(Records from a dataset)
--------------------------------

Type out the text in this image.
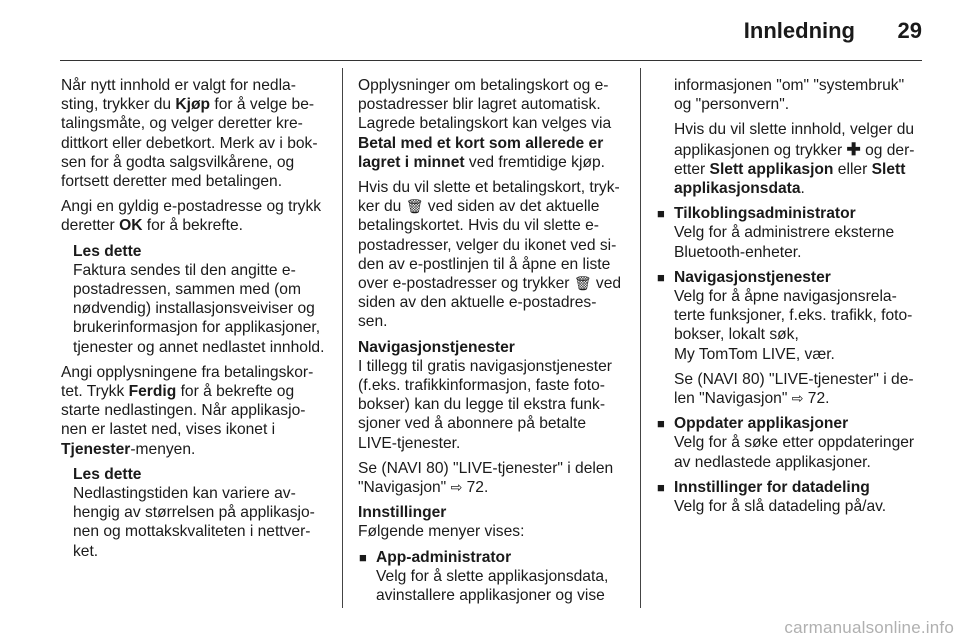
Innledning 29
Når nytt innhold er valgt for nedla-
sting, trykker du Kjøp for å velge be-
talingsmåte, og velger deretter kre-
dittkort eller debetkort. Merk av i bok-
sen for å godta salgsvilkårene, og
fortsett deretter med betalingen.
Angi en gyldig e-postadresse og trykk
deretter OK for å bekrefte.
Les dette
Faktura sendes til den angitte e-
postadressen, sammen med (om
nødvendig) installasjonsveiviser og
brukerinformasjon for applikasjoner,
tjenester og annet nedlastet innhold.
Angi opplysningene fra betalingskor-
tet. Trykk Ferdig for å bekrefte og
starte nedlastingen. Når applikasjo-
nen er lastet ned, vises ikonet i
Tjenester-menyen.
Les dette
Nedlastingstiden kan variere av-
hengig av størrelsen på applikasjo-
nen og mottakskvaliteten i nettver-
ket.
Opplysninger om betalingskort og e-
postadresser blir lagret automatisk.
Lagrede betalingskort kan velges via
Betal med et kort som allerede er
lagret i minnet ved fremtidige kjøp.
Hvis du vil slette et betalingskort, tryk-
ker du 🗑 ved siden av det aktuelle
betalingskortet. Hvis du vil slette e-
postadresser, velger du ikonet ved si-
den av e-postlinjen til å åpne en liste
over e-postadresser og trykker 🗑 ved
siden av den aktuelle e-postadres-
sen.
Navigasjonstjenester
I tillegg til gratis navigasjonstjenester
(f.eks. trafikkinformasjon, faste foto-
bokser) kan du legge til ekstra funk-
sjoner ved å abonnere på betalte
LIVE-tjenester.
Se (NAVI 80) "LIVE-tjenester" i delen
"Navigasjon" ⇨ 72.
Innstillinger
Følgende menyer vises:
■ App-administrator
Velg for å slette applikasjonsdata,
avinstallere applikasjoner og vise
informasjonen "om" "systembruk"
og "personvern".
Hvis du vil slette innhold, velger du
applikasjonen og trykker ✚ og der-
etter Slett applikasjon eller Slett
applikasjonsdata.
■ Tilkoblingsadministrator
Velg for å administrere eksterne
Bluetooth-enheter.
■ Navigasjonstjenester
Velg for å åpne navigasjonsrela-
terte funksjoner, f.eks. trafikk, foto-
bokser, lokalt søk,
My TomTom LIVE, vær.
Se (NAVI 80) "LIVE-tjenester" i de-
len "Navigasjon" ⇨ 72.
■ Oppdater applikasjoner
Velg for å søke etter oppdateringer
av nedlastede applikasjoner.
■ Innstillinger for datadeling
Velg for å slå datadeling på/av.
carmanualsonline.info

--------------------------------

* _EXERCISE INSTRUCTIONS_
Identify every line holding the word "Hvis" and copy it out.

* _THE OUTPUT_
Hvis du vil slette et betalingskort, tryk-
betalingskortet. Hvis du vil slette e-
Hvis du vil slette innhold, velger du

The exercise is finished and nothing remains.